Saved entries

#####

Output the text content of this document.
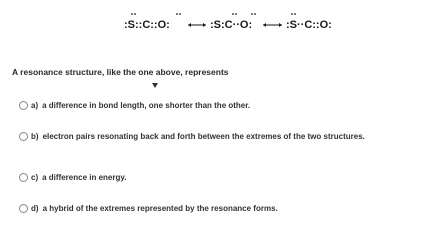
:S::C::O:	:S:C··O:	:S··C::O:
A resonance structure, like the one above, represents
a) a difference in bond length, one shorter than the other.
b) electron pairs resonating back and forth between the extremes of the two structures.
c) a difference in energy.
d) a hybrid of the extremes represented by the resonance forms.
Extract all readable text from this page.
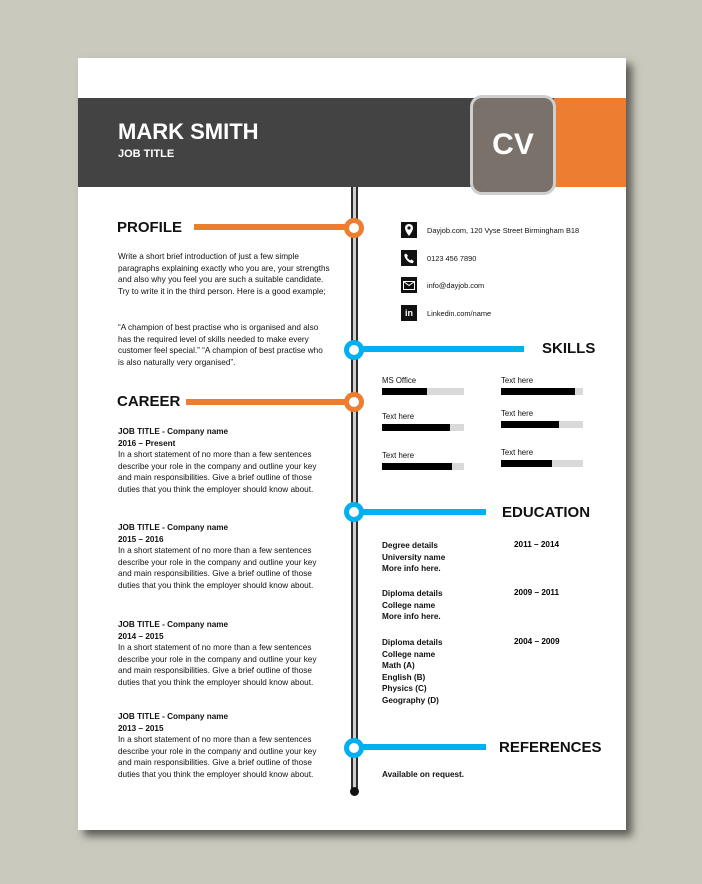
MARK SMITH
JOB TITLE	CV
PROFILE
Write a short brief introduction of just a few simple paragraphs explaining exactly who you are, your strengths and also why you feel you are such a suitable candidate. Try to write it in the third person. Here is a good example;
“A champion of best practise who is organised and also has the required level of skills needed to make every customer feel special.” “A champion of best practise who is also naturally very organised”.
CAREER
JOB TITLE - Company name
2016 – Present
In a short statement of no more than a few sentences describe your role in the company and outline your key and main responsibilities. Give a brief outline of those duties that you think the employer should know about.
JOB TITLE - Company name
2015 – 2016
In a short statement of no more than a few sentences describe your role in the company and outline your key and main responsibilities. Give a brief outline of those duties that you think the employer should know about.
JOB TITLE - Company name
2014 – 2015
In a short statement of no more than a few sentences describe your role in the company and outline your key and main responsibilities. Give a brief outline of those duties that you think the employer should know about.
JOB TITLE - Company name
2013 – 2015
In a short statement of no more than a few sentences describe your role in the company and outline your key and main responsibilities. Give a brief outline of those duties that you think the employer should know about.
Dayjob.com, 120 Vyse Street Birmingham B18
0123 456 7890
info@dayjob.com
in	Linkedin.com/name
SKILLS
MS Office	Text here
Text here	Text here
Text here	Text here
EDUCATION
Degree details	2011 – 2014
University name
More info here.
Diploma details	2009 – 2011
College name
More info here.
Diploma details	2004 – 2009
College name
Math (A)
English (B)
Physics (C)
Geography (D)
REFERENCES
Available on request.
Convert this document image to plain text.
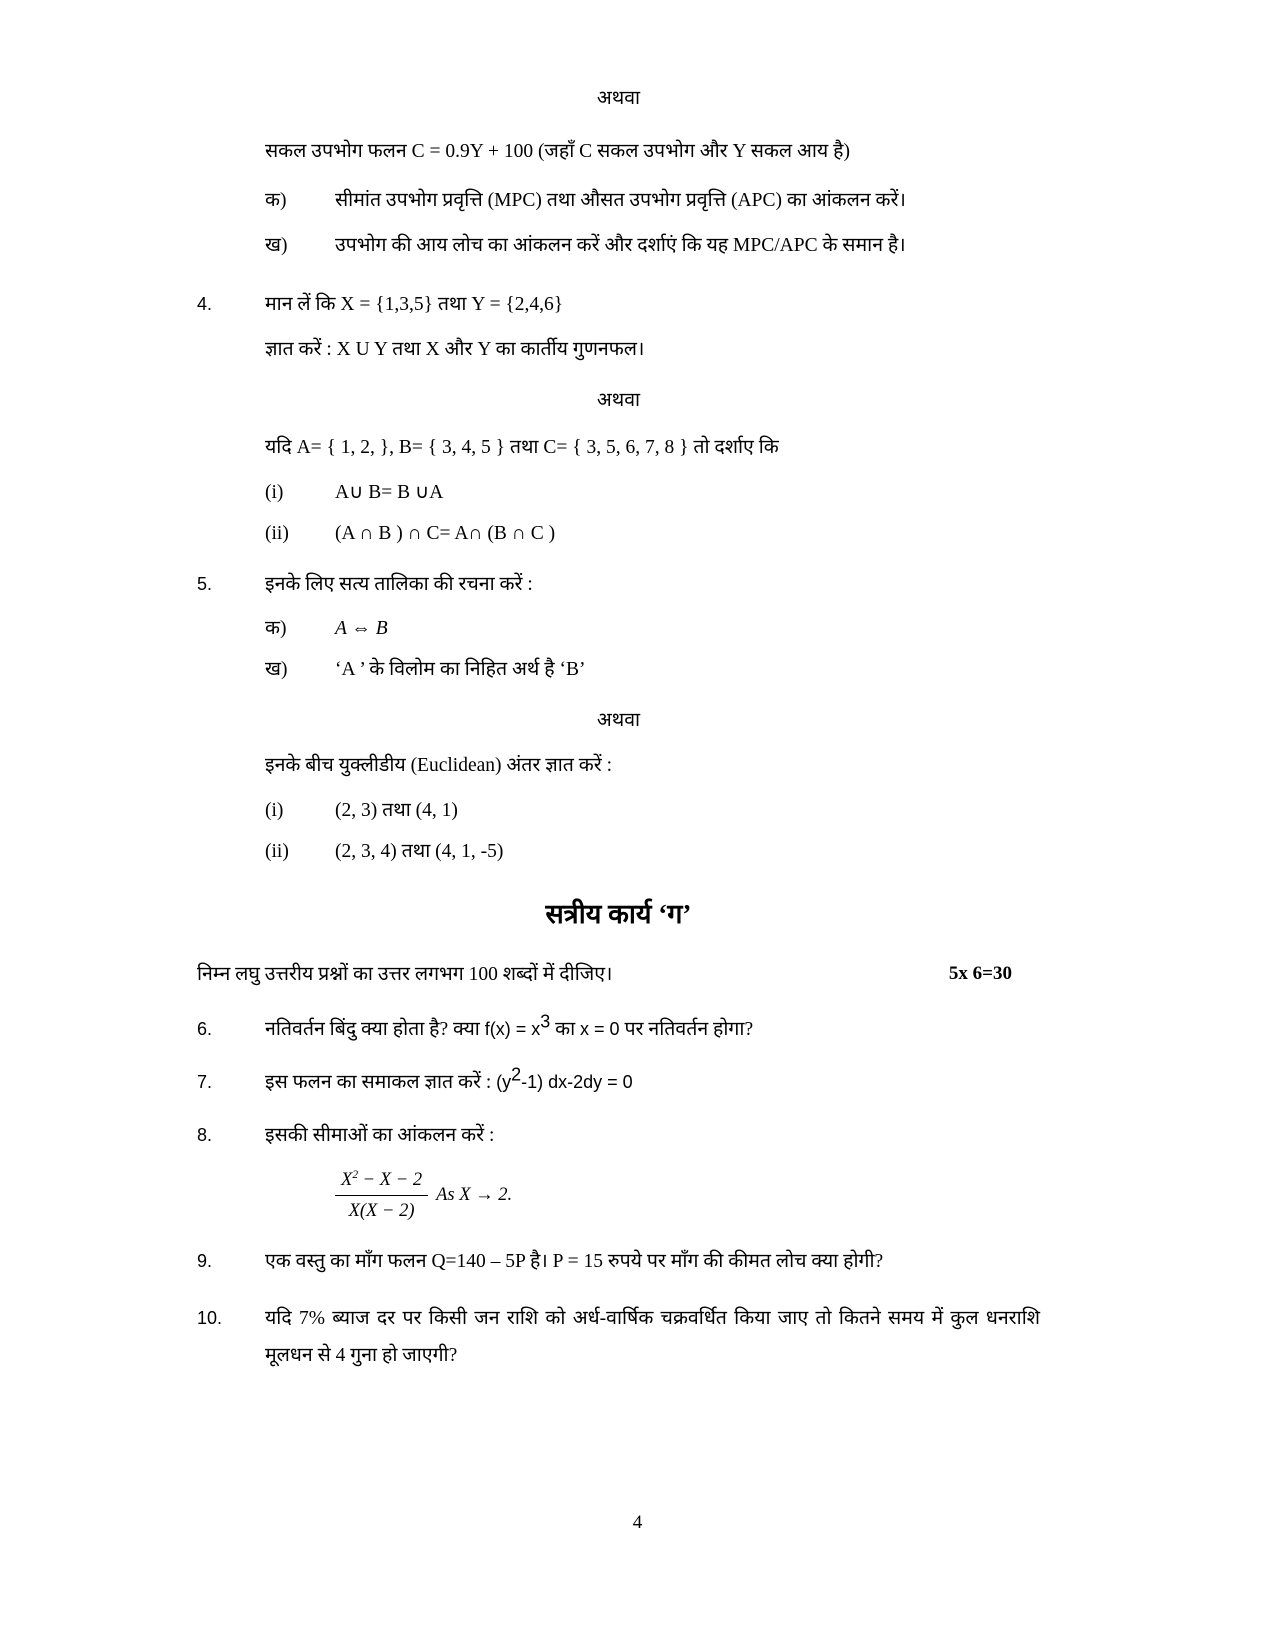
अथवा
सकल उपभोग फलन C = 0.9Y + 100 (जहाँ C सकल उपभोग और Y सकल आय है)
क)	सीमांत उपभोग प्रवृत्ति (MPC) तथा औसत उपभोग प्रवृत्ति (APC) का आंकलन करें।
ख)	उपभोग की आय लोच का आंकलन करें और दर्शाएं कि यह MPC/APC के समान है।
4.	मान लें कि X = {1,3,5} तथा Y = {2,4,6}
ज्ञात करें : X U Y तथा X और Y का कार्तीय गुणनफल।
अथवा
यदि A= { 1, 2, }, B= { 3, 4, 5 } तथा C= { 3, 5, 6, 7, 8 } तो दर्शाए कि
(i)	A∪ B= B ∪A
(ii)	(A ∩ B ) ∩ C= A∩ (B ∩ C )
5.	इनके लिए सत्य तालिका की रचना करें :
क)	A ⇔ B
ख)	‘A ’ के विलोम का निहित अर्थ है ‘B’
अथवा
इनके बीच युक्लीडीय (Euclidean) अंतर ज्ञात करें :
(i)	(2, 3) तथा (4, 1)
(ii)	(2, 3, 4) तथा (4, 1, -5)
सत्रीय कार्य ‘ग’
निम्न लघु उत्तरीय प्रश्नों का उत्तर लगभग 100 शब्दों में दीजिए।	5x 6=30
6.	नतिवर्तन बिंदु क्या होता है? क्या $f(x) = x^3$ का x = 0 पर नतिवर्तन होगा?
7.	इस फलन का समाकल ज्ञात करें : $(y^2-1) dx-2dy = 0$
8.	इसकी सीमाओं का आंकलन करें :
$\frac{X^2 - X - 2}{X(X - 2)}$ As X → 2.
9.	एक वस्तु का माँग फलन Q=140 – 5P है। P = 15 रुपये पर माँग की कीमत लोच क्या होगी?
10.	यदि 7% ब्याज दर पर किसी जन राशि को अर्ध-वार्षिक चक्रवर्धित किया जाए तो कितने समय में कुल धनराशि मूलधन से 4 गुना हो जाएगी?
4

#####

▶ [What is needed] Go to the line containing "Convert this document image to plain text." and set it down, along with every later line through the last one, exactly as written and without the pictures.

▶ [Task solution]
Convert this document image to plain text.
अथवा
सकल उपभोग फलन C = 0.9Y + 100 (जहाँ C सकल उपभोग और Y सकल आय है)
क)	सीमांत उपभोग प्रवृत्ति (MPC) तथा औसत उपभोग प्रवृत्ति (APC) का आंकलन करें।
ख)	उपभोग की आय लोच का आंकलन करें और दर्शाएं कि यह MPC/APC के समान है।
4.	मान लें कि X = {1,3,5} तथा Y = {2,4,6}
ज्ञात करें : X U Y तथा X और Y का कार्तीय गुणनफल।
अथवा
यदि A= { 1, 2, }, B= { 3, 4, 5 } तथा C= { 3, 5, 6, 7, 8 } तो दर्शाए कि
(i)	A∪ B= B ∪A
(ii)	(A ∩ B ) ∩ C= A∩ (B ∩ C )
5.	इनके लिए सत्य तालिका की रचना करें :
क)	A ⇔ B
ख)	‘A ’ के विलोम का निहित अर्थ है ‘B’
अथवा
इनके बीच युक्लीडीय (Euclidean) अंतर ज्ञात करें :
(i)	(2, 3) तथा (4, 1)
(ii)	(2, 3, 4) तथा (4, 1, -5)
सत्रीय कार्य ‘ग’
निम्न लघु उत्तरीय प्रश्नों का उत्तर लगभग 100 शब्दों में दीजिए।	5x 6=30
6.	नतिवर्तन बिंदु क्या होता है? क्या $f(x) = x^3$ का x = 0 पर नतिवर्तन होगा?
7.	इस फलन का समाकल ज्ञात करें : $(y^2-1) dx-2dy = 0$
8.	इसकी सीमाओं का आंकलन करें :
$\frac{X^2 - X - 2}{X(X - 2)}$ As X → 2.
9.	एक वस्तु का माँग फलन Q=140 – 5P है। P = 15 रुपये पर माँग की कीमत लोच क्या होगी?
10.	यदि 7% ब्याज दर पर किसी जन राशि को अर्ध-वार्षिक चक्रवर्धित किया जाए तो कितने समय में कुल धनराशि मूलधन से 4 गुना हो जाएगी?
4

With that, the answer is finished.